-------- TRECHO FORNECIDO --------

Microcosmo gnóstico da condição humana
Nimród Antal transforma os túneis,
plataformas e o labirinto de corredores e salas do antigo metrô de Budapeste em
um microcosmo da condição humana. Parece que Bulcsú renunciou a algum projeto
profissional anterior importante, para se resignar em um obscuro e anônimo
trabalho de checar bilhetes de passageiros. Ele decaiu – assim como na
mitologia gnóstica o homem decaiu no cosmos físico para tornar-se prisioneiro
em uma pálida cópia da Plenitude à qual um dia pertenceu.
Bulcsú tem que se submeter a uma
paranoica e autoritária hierarquia de diretores e gerentes, às voltas com um
serial killer que empurra passageiros nos trilhos – o Mal. Preocupados com a
imagem pública do metrô precisam imediatamente achar um culpado. E Bulcsú é o
suspeito, a partir de imagens manipuladas do sistema de vídeo-vigilância. Todo
sistema de vigilância parte do princípio que todos são imediatamente suspeitos
e culpados, devendo as imagens absolvê-los. Um paralelo evidente com todos os
poderes de vigilância (Estado, religiões etc.) que buscam introjetar no homem o
medo, a culpa e o pecado.
Como querem as religiões, todo o
Mal provém do homem, personagem imperfeito que, através do pecado, trouxe o Mal
e a corrupção para a Criação de Deus.
Além disso, o sistema
burocrático estimula a competição e agressividade entre as equipes de
controladores com base no desempenho e cotas de bilhetes, uma irônica
referência à exploração do medo, dedo-durismo e o egoísmo pelos poderes.
Bulcsú sente-se
inexplicavelmente atraído por uma passageira enigmática chamada Szofi (Eszter
Balla), sempre vestida com uma fantasia de urso para exercer um emprego que a
narrativa não dá maiores informações sobre do que se trata. Tal como o
personagem Sophia das mitologias gnósticas, ela despertará em Bulcsú a necessidade
do autoquestionamento para superar seu
profundo trauma que o mantém prisioneiro naquele universo.
Uma enigmática coruja pontua
diversas vezes a narrativa, principalmente quando Bulcsú desperta dos seus
curtos intervalos de sono encostado desajeitado em algum pilar de uma plataforma
ou em cenas onde Szofi e Bulcsú contracenam. Lembra a famosa frase do filósofo
alemão Hegel: “a coruja de Minerva levanta voo somente ao anoitecer”, aludindo
a esperança de que a Filosofia e conhecimento ganhem força em momentos de crise
e obscurantismo.

-------- REGISTROS ARMAZENADOS --------

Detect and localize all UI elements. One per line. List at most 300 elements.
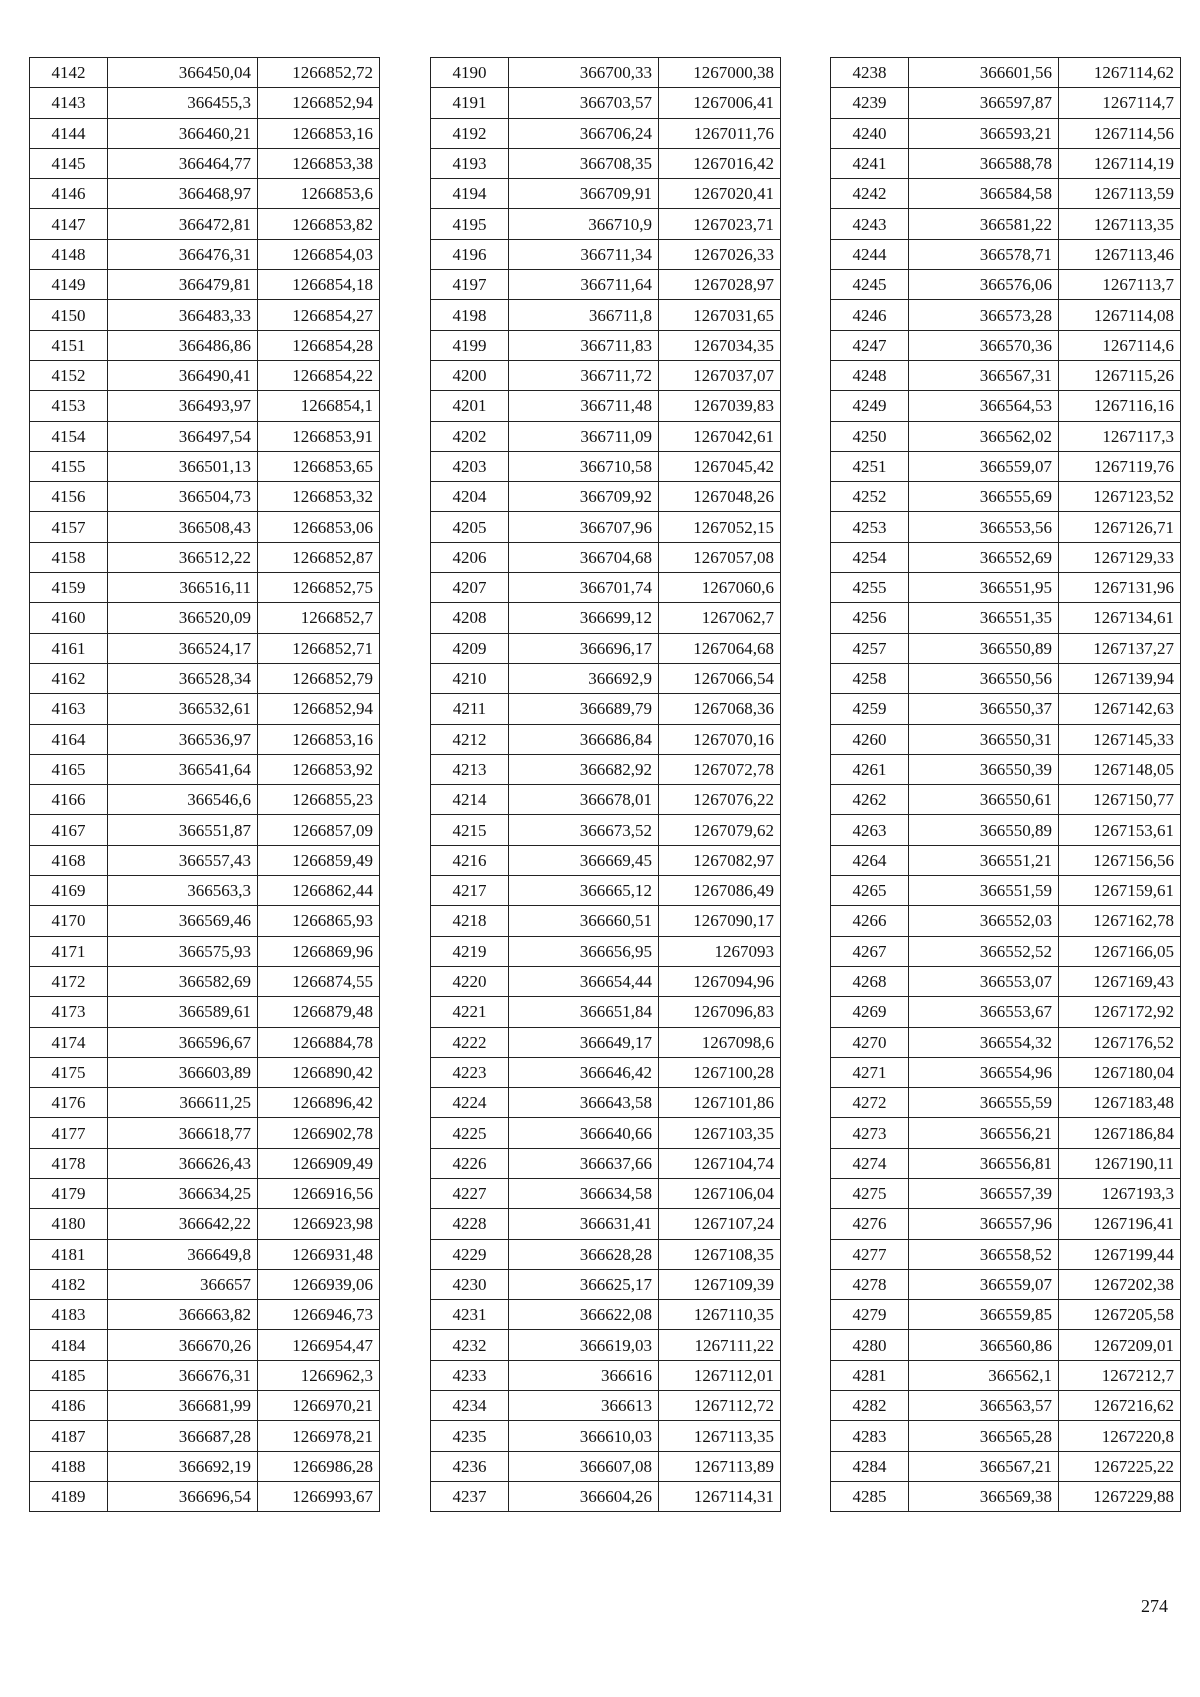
point-number-cell: 4281: [831, 1360, 909, 1390]
y-coordinate-cell: 1266970,21: [258, 1391, 380, 1421]
table-row: [831, 1088, 1181, 1118]
point-number-cell: 4244: [831, 239, 909, 269]
table-row: [831, 1239, 1181, 1269]
y-coordinate-cell: 1266923,98: [258, 1209, 380, 1239]
x-coordinate-cell: 366665,12: [509, 876, 659, 906]
x-coordinate-cell: 366711,64: [509, 270, 659, 300]
x-coordinate-cell: 366709,92: [509, 482, 659, 512]
point-number-cell: 4234: [431, 1391, 509, 1421]
table-row: [30, 330, 380, 360]
table-row: [831, 391, 1181, 421]
x-coordinate-cell: 366618,77: [108, 1118, 258, 1148]
table-row: [831, 724, 1181, 754]
y-coordinate-cell: 1267034,35: [659, 330, 781, 360]
table-row: [30, 1178, 380, 1208]
table-row: [30, 694, 380, 724]
x-coordinate-cell: 366508,43: [108, 512, 258, 542]
y-coordinate-cell: 1267156,56: [1059, 845, 1181, 875]
x-coordinate-cell: 366553,67: [909, 997, 1059, 1027]
x-coordinate-cell: 366557,43: [108, 845, 258, 875]
y-coordinate-cell: 1266978,21: [258, 1421, 380, 1451]
y-coordinate-cell: 1266852,79: [258, 663, 380, 693]
point-number-cell: 4150: [30, 300, 108, 330]
y-coordinate-cell: 1267114,08: [1059, 300, 1181, 330]
table-row: [30, 512, 380, 542]
point-number-cell: 4238: [831, 58, 909, 88]
table-row: [431, 1451, 781, 1481]
point-number-cell: 4147: [30, 209, 108, 239]
point-number-cell: 4185: [30, 1360, 108, 1390]
table-row: [431, 360, 781, 390]
y-coordinate-cell: 1267098,6: [659, 1027, 781, 1057]
point-number-cell: 4249: [831, 391, 909, 421]
x-coordinate-cell: 366709,91: [509, 179, 659, 209]
x-coordinate-cell: 366557,96: [909, 1209, 1059, 1239]
table-body: [831, 58, 1181, 1512]
y-coordinate-cell: 1266852,71: [258, 633, 380, 663]
table-row: [431, 1421, 781, 1451]
x-coordinate-cell: 366593,21: [909, 118, 1059, 148]
x-coordinate-cell: 366616: [509, 1360, 659, 1390]
x-coordinate-cell: 366565,28: [909, 1421, 1059, 1451]
x-coordinate-cell: 366555,69: [909, 482, 1059, 512]
table-row: [30, 239, 380, 269]
x-coordinate-cell: 366559,07: [909, 451, 1059, 481]
x-coordinate-cell: 366676,31: [108, 1360, 258, 1390]
x-coordinate-cell: 366553,07: [909, 966, 1059, 996]
x-coordinate-cell: 366707,96: [509, 512, 659, 542]
table-row: [431, 1178, 781, 1208]
y-coordinate-cell: 1267209,01: [1059, 1330, 1181, 1360]
x-coordinate-cell: 366552,69: [909, 542, 1059, 572]
point-number-cell: 4190: [431, 58, 509, 88]
y-coordinate-cell: 1267090,17: [659, 906, 781, 936]
point-number-cell: 4275: [831, 1178, 909, 1208]
y-coordinate-cell: 1267176,52: [1059, 1027, 1181, 1057]
x-coordinate-cell: 366564,53: [909, 391, 1059, 421]
point-number-cell: 4247: [831, 330, 909, 360]
table-row: [431, 421, 781, 451]
x-coordinate-cell: 366678,01: [509, 785, 659, 815]
table-row: [831, 603, 1181, 633]
x-coordinate-cell: 366486,86: [108, 330, 258, 360]
table-row: [431, 391, 781, 421]
y-coordinate-cell: 1266993,67: [258, 1481, 380, 1511]
y-coordinate-cell: 1267169,43: [1059, 966, 1181, 996]
table-row: [431, 58, 781, 88]
point-number-cell: 4145: [30, 148, 108, 178]
y-coordinate-cell: 1266853,38: [258, 148, 380, 178]
point-number-cell: 4174: [30, 1027, 108, 1057]
table-row: [831, 1178, 1181, 1208]
point-number-cell: 4178: [30, 1148, 108, 1178]
x-coordinate-cell: 366555,59: [909, 1088, 1059, 1118]
point-number-cell: 4242: [831, 179, 909, 209]
y-coordinate-cell: 1267039,83: [659, 391, 781, 421]
table-row: [831, 1300, 1181, 1330]
table-row: [431, 694, 781, 724]
point-number-cell: 4169: [30, 876, 108, 906]
x-coordinate-cell: 366569,46: [108, 906, 258, 936]
table-row: [431, 633, 781, 663]
point-number-cell: 4207: [431, 573, 509, 603]
point-number-cell: 4166: [30, 785, 108, 815]
x-coordinate-cell: 366551,21: [909, 845, 1059, 875]
y-coordinate-cell: 1267117,3: [1059, 421, 1181, 451]
point-number-cell: 4269: [831, 997, 909, 1027]
x-coordinate-cell: 366651,84: [509, 997, 659, 1027]
y-coordinate-cell: 1267196,41: [1059, 1209, 1181, 1239]
table-row: [30, 58, 380, 88]
table-row: [431, 239, 781, 269]
point-number-cell: 4186: [30, 1391, 108, 1421]
x-coordinate-cell: 366711,48: [509, 391, 659, 421]
table-row: [831, 845, 1181, 875]
point-number-cell: 4261: [831, 754, 909, 784]
table-row: [30, 451, 380, 481]
table-row: [831, 1269, 1181, 1299]
x-coordinate-cell: 366556,21: [909, 1118, 1059, 1148]
table-row: [30, 1300, 380, 1330]
y-coordinate-cell: 1267113,35: [659, 1421, 781, 1451]
table-row: [30, 724, 380, 754]
point-number-cell: 4280: [831, 1330, 909, 1360]
y-coordinate-cell: 1266946,73: [258, 1300, 380, 1330]
table-row: [431, 997, 781, 1027]
table-row: [831, 1148, 1181, 1178]
table-row: [30, 421, 380, 451]
point-number-cell: 4153: [30, 391, 108, 421]
y-coordinate-cell: 1266853,65: [258, 451, 380, 481]
table-row: [831, 1057, 1181, 1087]
point-number-cell: 4232: [431, 1330, 509, 1360]
y-coordinate-cell: 1267114,56: [1059, 118, 1181, 148]
table-row: [431, 179, 781, 209]
x-coordinate-cell: 366516,11: [108, 573, 258, 603]
table-row: [431, 1269, 781, 1299]
x-coordinate-cell: 366501,13: [108, 451, 258, 481]
point-number-cell: 4172: [30, 966, 108, 996]
y-coordinate-cell: 1267062,7: [659, 603, 781, 633]
y-coordinate-cell: 1267068,36: [659, 694, 781, 724]
table-row: [831, 1481, 1181, 1511]
x-coordinate-cell: 366558,52: [909, 1239, 1059, 1269]
point-number-cell: 4248: [831, 360, 909, 390]
x-coordinate-cell: 366562,1: [909, 1360, 1059, 1390]
point-number-cell: 4193: [431, 148, 509, 178]
x-coordinate-cell: 366604,26: [509, 1481, 659, 1511]
x-coordinate-cell: 366643,58: [509, 1088, 659, 1118]
x-coordinate-cell: 366625,17: [509, 1269, 659, 1299]
point-number-cell: 4209: [431, 633, 509, 663]
y-coordinate-cell: 1266852,75: [258, 573, 380, 603]
x-coordinate-cell: 366550,39: [909, 754, 1059, 784]
point-number-cell: 4202: [431, 421, 509, 451]
table-row: [30, 1421, 380, 1451]
table-row: [30, 1088, 380, 1118]
y-coordinate-cell: 1266855,23: [258, 785, 380, 815]
point-number-cell: 4221: [431, 997, 509, 1027]
y-coordinate-cell: 1267086,49: [659, 876, 781, 906]
table-row: [431, 1360, 781, 1390]
point-number-cell: 4152: [30, 360, 108, 390]
point-number-cell: 4164: [30, 724, 108, 754]
y-coordinate-cell: 1266852,7: [258, 603, 380, 633]
point-number-cell: 4268: [831, 966, 909, 996]
table-body: [431, 58, 781, 1512]
y-coordinate-cell: 1267066,54: [659, 663, 781, 693]
point-number-cell: 4282: [831, 1391, 909, 1421]
point-number-cell: 4213: [431, 754, 509, 784]
y-coordinate-cell: 1267113,59: [1059, 179, 1181, 209]
table-row: [30, 1209, 380, 1239]
y-coordinate-cell: 1267180,04: [1059, 1057, 1181, 1087]
point-number-cell: 4161: [30, 633, 108, 663]
point-number-cell: 4196: [431, 239, 509, 269]
x-coordinate-cell: 366582,69: [108, 966, 258, 996]
y-coordinate-cell: 1266854,28: [258, 330, 380, 360]
x-coordinate-cell: 366649,17: [509, 1027, 659, 1057]
x-coordinate-cell: 366550,89: [909, 815, 1059, 845]
y-coordinate-cell: 1267166,05: [1059, 936, 1181, 966]
point-number-cell: 4254: [831, 542, 909, 572]
table-row: [831, 482, 1181, 512]
x-coordinate-cell: 366550,61: [909, 785, 1059, 815]
point-number-cell: 4183: [30, 1300, 108, 1330]
x-coordinate-cell: 366569,38: [909, 1481, 1059, 1511]
x-coordinate-cell: 366706,24: [509, 118, 659, 148]
y-coordinate-cell: 1266909,49: [258, 1148, 380, 1178]
table-row: [30, 1391, 380, 1421]
y-coordinate-cell: 1267072,78: [659, 754, 781, 784]
point-number-cell: 4151: [30, 330, 108, 360]
point-number-cell: 4212: [431, 724, 509, 754]
table-row: [831, 360, 1181, 390]
x-coordinate-cell: 366611,25: [108, 1088, 258, 1118]
x-coordinate-cell: 366670,26: [108, 1330, 258, 1360]
table-row: [30, 663, 380, 693]
table-row: [431, 482, 781, 512]
x-coordinate-cell: 366711,83: [509, 330, 659, 360]
table-row: [831, 633, 1181, 663]
x-coordinate-cell: 366553,56: [909, 512, 1059, 542]
table-row: [831, 179, 1181, 209]
point-number-cell: 4203: [431, 451, 509, 481]
table-row: [431, 542, 781, 572]
y-coordinate-cell: 1266853,82: [258, 209, 380, 239]
table-row: [431, 663, 781, 693]
table-row: [30, 542, 380, 572]
x-coordinate-cell: 366556,81: [909, 1148, 1059, 1178]
point-number-cell: 4277: [831, 1239, 909, 1269]
y-coordinate-cell: 1267113,7: [1059, 270, 1181, 300]
point-number-cell: 4239: [831, 88, 909, 118]
x-coordinate-cell: 366476,31: [108, 239, 258, 269]
y-coordinate-cell: 1267225,22: [1059, 1451, 1181, 1481]
x-coordinate-cell: 366689,79: [509, 694, 659, 724]
table-row: [431, 270, 781, 300]
y-coordinate-cell: 1267101,86: [659, 1088, 781, 1118]
y-coordinate-cell: 1266962,3: [258, 1360, 380, 1390]
x-coordinate-cell: 366493,97: [108, 391, 258, 421]
point-number-cell: 4191: [431, 88, 509, 118]
x-coordinate-cell: 366628,28: [509, 1239, 659, 1269]
x-coordinate-cell: 366563,57: [909, 1391, 1059, 1421]
point-number-cell: 4211: [431, 694, 509, 724]
x-coordinate-cell: 366687,28: [108, 1421, 258, 1451]
x-coordinate-cell: 366483,33: [108, 300, 258, 330]
point-number-cell: 4252: [831, 482, 909, 512]
x-coordinate-cell: 366562,02: [909, 421, 1059, 451]
y-coordinate-cell: 1267031,65: [659, 300, 781, 330]
table-row: [831, 300, 1181, 330]
x-coordinate-cell: 366703,57: [509, 88, 659, 118]
x-coordinate-cell: 366642,22: [108, 1209, 258, 1239]
point-number-cell: 4214: [431, 785, 509, 815]
point-number-cell: 4237: [431, 1481, 509, 1511]
x-coordinate-cell: 366552,52: [909, 936, 1059, 966]
x-coordinate-cell: 366528,34: [108, 663, 258, 693]
y-coordinate-cell: 1267186,84: [1059, 1118, 1181, 1148]
y-coordinate-cell: 1267016,42: [659, 148, 781, 178]
point-number-cell: 4201: [431, 391, 509, 421]
point-number-cell: 4181: [30, 1239, 108, 1269]
table-row: [431, 906, 781, 936]
x-coordinate-cell: 366497,54: [108, 421, 258, 451]
point-number-cell: 4260: [831, 724, 909, 754]
point-number-cell: 4262: [831, 785, 909, 815]
x-coordinate-cell: 366455,3: [108, 88, 258, 118]
x-coordinate-cell: 366711,72: [509, 360, 659, 390]
y-coordinate-cell: 1267145,33: [1059, 724, 1181, 754]
point-number-cell: 4162: [30, 663, 108, 693]
table-row: [831, 1118, 1181, 1148]
point-number-cell: 4225: [431, 1118, 509, 1148]
y-coordinate-cell: 1267108,35: [659, 1239, 781, 1269]
table-row: [30, 482, 380, 512]
table-row: [30, 997, 380, 1027]
y-coordinate-cell: 1267148,05: [1059, 754, 1181, 784]
table-body: [30, 58, 380, 1512]
point-number-cell: 4229: [431, 1239, 509, 1269]
point-number-cell: 4219: [431, 936, 509, 966]
point-number-cell: 4210: [431, 663, 509, 693]
table-row: [431, 785, 781, 815]
x-coordinate-cell: 366589,61: [108, 997, 258, 1027]
table-row: [831, 573, 1181, 603]
point-number-cell: 4285: [831, 1481, 909, 1511]
y-coordinate-cell: 1267106,04: [659, 1178, 781, 1208]
y-coordinate-cell: 1267104,74: [659, 1148, 781, 1178]
point-number-cell: 4167: [30, 815, 108, 845]
point-number-cell: 4243: [831, 209, 909, 239]
x-coordinate-cell: 366710,58: [509, 451, 659, 481]
table-row: [831, 270, 1181, 300]
point-number-cell: 4222: [431, 1027, 509, 1057]
y-coordinate-cell: 1266853,16: [258, 724, 380, 754]
table-row: [30, 391, 380, 421]
y-coordinate-cell: 1266986,28: [258, 1451, 380, 1481]
x-coordinate-cell: 366686,84: [509, 724, 659, 754]
table-row: [30, 876, 380, 906]
point-number-cell: 4168: [30, 845, 108, 875]
y-coordinate-cell: 1267126,71: [1059, 512, 1181, 542]
point-number-cell: 4197: [431, 270, 509, 300]
y-coordinate-cell: 1267037,07: [659, 360, 781, 390]
table-row: [30, 573, 380, 603]
y-coordinate-cell: 1267137,27: [1059, 633, 1181, 663]
y-coordinate-cell: 1267109,39: [659, 1269, 781, 1299]
table-row: [431, 1148, 781, 1178]
table-row: [831, 451, 1181, 481]
table-row: [431, 1118, 781, 1148]
x-coordinate-cell: 366551,87: [108, 815, 258, 845]
y-coordinate-cell: 1266854,22: [258, 360, 380, 390]
table-row: [431, 1300, 781, 1330]
point-number-cell: 4205: [431, 512, 509, 542]
point-number-cell: 4258: [831, 663, 909, 693]
x-coordinate-cell: 366607,08: [509, 1451, 659, 1481]
table-row: [30, 785, 380, 815]
point-number-cell: 4187: [30, 1421, 108, 1451]
point-number-cell: 4223: [431, 1057, 509, 1087]
y-coordinate-cell: 1267150,77: [1059, 785, 1181, 815]
x-coordinate-cell: 366464,77: [108, 148, 258, 178]
x-coordinate-cell: 366669,45: [509, 845, 659, 875]
x-coordinate-cell: 366681,99: [108, 1391, 258, 1421]
point-number-cell: 4194: [431, 179, 509, 209]
x-coordinate-cell: 366536,97: [108, 724, 258, 754]
table-row: [831, 663, 1181, 693]
x-coordinate-cell: 366490,41: [108, 360, 258, 390]
y-coordinate-cell: 1266854,03: [258, 239, 380, 269]
point-number-cell: 4218: [431, 906, 509, 936]
y-coordinate-cell: 1267064,68: [659, 633, 781, 663]
table-row: [30, 1027, 380, 1057]
x-coordinate-cell: 366710,9: [509, 209, 659, 239]
table-row: [431, 1088, 781, 1118]
table-row: [831, 88, 1181, 118]
x-coordinate-cell: 366576,06: [909, 270, 1059, 300]
y-coordinate-cell: 1267110,35: [659, 1300, 781, 1330]
y-coordinate-cell: 1267139,94: [1059, 663, 1181, 693]
point-number-cell: 4231: [431, 1300, 509, 1330]
x-coordinate-cell: 366634,25: [108, 1178, 258, 1208]
x-coordinate-cell: 366708,35: [509, 148, 659, 178]
point-number-cell: 4227: [431, 1178, 509, 1208]
x-coordinate-cell: 366532,61: [108, 694, 258, 724]
point-number-cell: 4188: [30, 1451, 108, 1481]
point-number-cell: 4273: [831, 1118, 909, 1148]
table-row: [831, 1209, 1181, 1239]
y-coordinate-cell: 1267011,76: [659, 118, 781, 148]
x-coordinate-cell: 366640,66: [509, 1118, 659, 1148]
y-coordinate-cell: 1267193,3: [1059, 1178, 1181, 1208]
y-coordinate-cell: 1267112,01: [659, 1360, 781, 1390]
x-coordinate-cell: 366504,73: [108, 482, 258, 512]
y-coordinate-cell: 1267114,7: [1059, 88, 1181, 118]
table-row: [831, 1421, 1181, 1451]
x-coordinate-cell: 366468,97: [108, 179, 258, 209]
table-row: [30, 1118, 380, 1148]
point-number-cell: 4208: [431, 603, 509, 633]
point-number-cell: 4173: [30, 997, 108, 1027]
y-coordinate-cell: 1267216,62: [1059, 1391, 1181, 1421]
x-coordinate-cell: 366520,09: [108, 603, 258, 633]
table-row: [831, 421, 1181, 451]
table-row: [431, 1391, 781, 1421]
point-number-cell: 4198: [431, 300, 509, 330]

--------

== O QUE FAZER ==
1. Reproduza o trecho sobre Bulcsú e o metrô de Budapeste, começando em "Além disso, o" e seguindo até "prisioneiro naquele universo.".
2. Segundo o trecho sobre Bulcsú e o metrô de Budapeste, com que roupa Szofi está sempre vestida?
3. Escreva a continuação do trecho sobre Bulcsú e o metrô de Budapeste a partir da última frase apresentada.

== RESPOSTAS POR TAREFA ==
1.
Além disso, o sistema
burocrático estimula a competição e agressividade entre as equipes de
controladores com base no desempenho e cotas de bilhetes, uma irônica
referência à exploração do medo, dedo-durismo e o egoísmo pelos poderes.
Bulcsú sente-se
inexplicavelmente atraído por uma passageira enigmática chamada Szofi (Eszter
Balla), sempre vestida com uma fantasia de urso para exercer um emprego que a
narrativa não dá maiores informações sobre do que se trata. Tal como o
personagem Sophia das mitologias gnósticas, ela despertará em Bulcsú a necessidade
do autoquestionamento para superar seu
profundo trauma que o mantém prisioneiro naquele universo.

2. Com uma fantasia de urso.

3.
E na cena que é o ápice do filme
e a fotografia do pôster promocional, a coruja observa Balla fantasiada como um
anjo estilizado segurando as mãos de Bulcsú diante das escadas rolantes da
saída de uma estação que prenunciam a luz do mundo superior. É a gnose final do protagonista.
O que torna “Kontroll” um grande
exemplo de como os arquétipos materializam-se em narrativas cinematográficas
está nessa declaração do diretor Nimród Antal sobre seu próprio filme: “Eu
tinha algo em mente para a maioria das cenas e imagens do filme quase sem
falhas, mas as pessoas interpretam de forma diferente esses momentos... O que
eu realmente aprendi nesse processo é que realmente não importa com o que acho que
eu estou fazendo, essa é a beleza da coisa, realmente, que uma vez que o filme
está lá fora e há todas essas centenas de outros olhos treinados sobre ele,
torna-se uma conversa”.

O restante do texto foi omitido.